==== SOURCE RECORDS

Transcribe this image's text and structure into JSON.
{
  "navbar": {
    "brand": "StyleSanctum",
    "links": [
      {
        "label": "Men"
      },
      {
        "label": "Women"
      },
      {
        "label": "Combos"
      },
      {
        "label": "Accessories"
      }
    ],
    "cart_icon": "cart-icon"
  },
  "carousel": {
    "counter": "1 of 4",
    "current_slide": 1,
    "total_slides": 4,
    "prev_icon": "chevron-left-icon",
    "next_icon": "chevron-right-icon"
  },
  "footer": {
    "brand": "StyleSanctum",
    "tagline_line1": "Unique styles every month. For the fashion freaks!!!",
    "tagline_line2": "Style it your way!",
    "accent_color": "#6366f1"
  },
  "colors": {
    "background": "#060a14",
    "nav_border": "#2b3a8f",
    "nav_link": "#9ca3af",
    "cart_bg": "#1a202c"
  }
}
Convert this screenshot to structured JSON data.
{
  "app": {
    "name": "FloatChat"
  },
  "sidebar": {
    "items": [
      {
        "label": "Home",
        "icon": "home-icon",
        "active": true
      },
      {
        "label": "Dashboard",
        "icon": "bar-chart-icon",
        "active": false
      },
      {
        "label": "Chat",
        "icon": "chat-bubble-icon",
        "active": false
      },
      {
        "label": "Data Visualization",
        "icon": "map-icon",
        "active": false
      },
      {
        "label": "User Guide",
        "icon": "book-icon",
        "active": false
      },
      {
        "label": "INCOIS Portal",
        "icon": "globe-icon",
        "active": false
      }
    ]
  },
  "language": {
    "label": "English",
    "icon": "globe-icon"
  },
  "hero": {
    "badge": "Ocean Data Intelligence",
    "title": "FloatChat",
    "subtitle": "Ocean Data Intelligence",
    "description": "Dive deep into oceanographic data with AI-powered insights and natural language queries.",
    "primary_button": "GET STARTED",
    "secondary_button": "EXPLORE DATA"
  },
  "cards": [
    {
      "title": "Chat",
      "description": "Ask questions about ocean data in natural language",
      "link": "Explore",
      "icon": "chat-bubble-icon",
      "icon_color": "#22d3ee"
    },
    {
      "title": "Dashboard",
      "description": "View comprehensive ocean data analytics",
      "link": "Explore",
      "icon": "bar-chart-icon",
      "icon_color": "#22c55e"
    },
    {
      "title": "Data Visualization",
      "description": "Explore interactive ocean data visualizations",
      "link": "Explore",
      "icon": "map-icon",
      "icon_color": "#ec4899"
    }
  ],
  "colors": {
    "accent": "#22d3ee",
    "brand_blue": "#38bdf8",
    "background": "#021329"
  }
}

========

▸ **INSTRUCTIONS FOR THE TASK**:
Quote the data in full, keeping each word unchanged.

▸ **ANSWER TO THIS EXERCISE**:
Transcribe this image's text and structure into JSON.
{
  "navbar": {
    "brand": "StyleSanctum",
    "links": [
      {
        "label": "Men"
      },
      {
        "label": "Women"
      },
      {
        "label": "Combos"
      },
      {
        "label": "Accessories"
      }
    ],
    "cart_icon": "cart-icon"
  },
  "carousel": {
    "counter": "1 of 4",
    "current_slide": 1,
    "total_slides": 4,
    "prev_icon": "chevron-left-icon",
    "next_icon": "chevron-right-icon"
  },
  "footer": {
    "brand": "StyleSanctum",
    "tagline_line1": "Unique styles every month. For the fashion freaks!!!",
    "tagline_line2": "Style it your way!",
    "accent_color": "#6366f1"
  },
  "colors": {
    "background": "#060a14",
    "nav_border": "#2b3a8f",
    "nav_link": "#9ca3af",
    "cart_bg": "#1a202c"
  }
}
Convert this screenshot to structured JSON data.
{
  "app": {
    "name": "FloatChat"
  },
  "sidebar": {
    "items": [
      {
        "label": "Home",
        "icon": "home-icon",
        "active": true
      },
      {
        "label": "Dashboard",
        "icon": "bar-chart-icon",
        "active": false
      },
      {
        "label": "Chat",
        "icon": "chat-bubble-icon",
        "active": false
      },
      {
        "label": "Data Visualization",
        "icon": "map-icon",
        "active": false
      },
      {
        "label": "User Guide",
        "icon": "book-icon",
        "active": false
      },
      {
        "label": "INCOIS Portal",
        "icon": "globe-icon",
        "active": false
      }
    ]
  },
  "language": {
    "label": "English",
    "icon": "globe-icon"
  },
  "hero": {
    "badge": "Ocean Data Intelligence",
    "title": "FloatChat",
    "subtitle": "Ocean Data Intelligence",
    "description": "Dive deep into oceanographic data with AI-powered insights and natural language queries.",
    "primary_button": "GET STARTED",
    "secondary_button": "EXPLORE DATA"
  },
  "cards": [
    {
      "title": "Chat",
      "description": "Ask questions about ocean data in natural language",
      "link": "Explore",
      "icon": "chat-bubble-icon",
      "icon_color": "#22d3ee"
    },
    {
      "title": "Dashboard",
      "description": "View comprehensive ocean data analytics",
      "link": "Explore",
      "icon": "bar-chart-icon",
      "icon_color": "#22c55e"
    },
    {
      "title": "Data Visualization",
      "description": "Explore interactive ocean data visualizations",
      "link": "Explore",
      "icon": "map-icon",
      "icon_color": "#ec4899"
    }
  ],
  "colors": {
    "accent": "#22d3ee",
    "brand_blue": "#38bdf8",
    "background": "#021329"
  }
}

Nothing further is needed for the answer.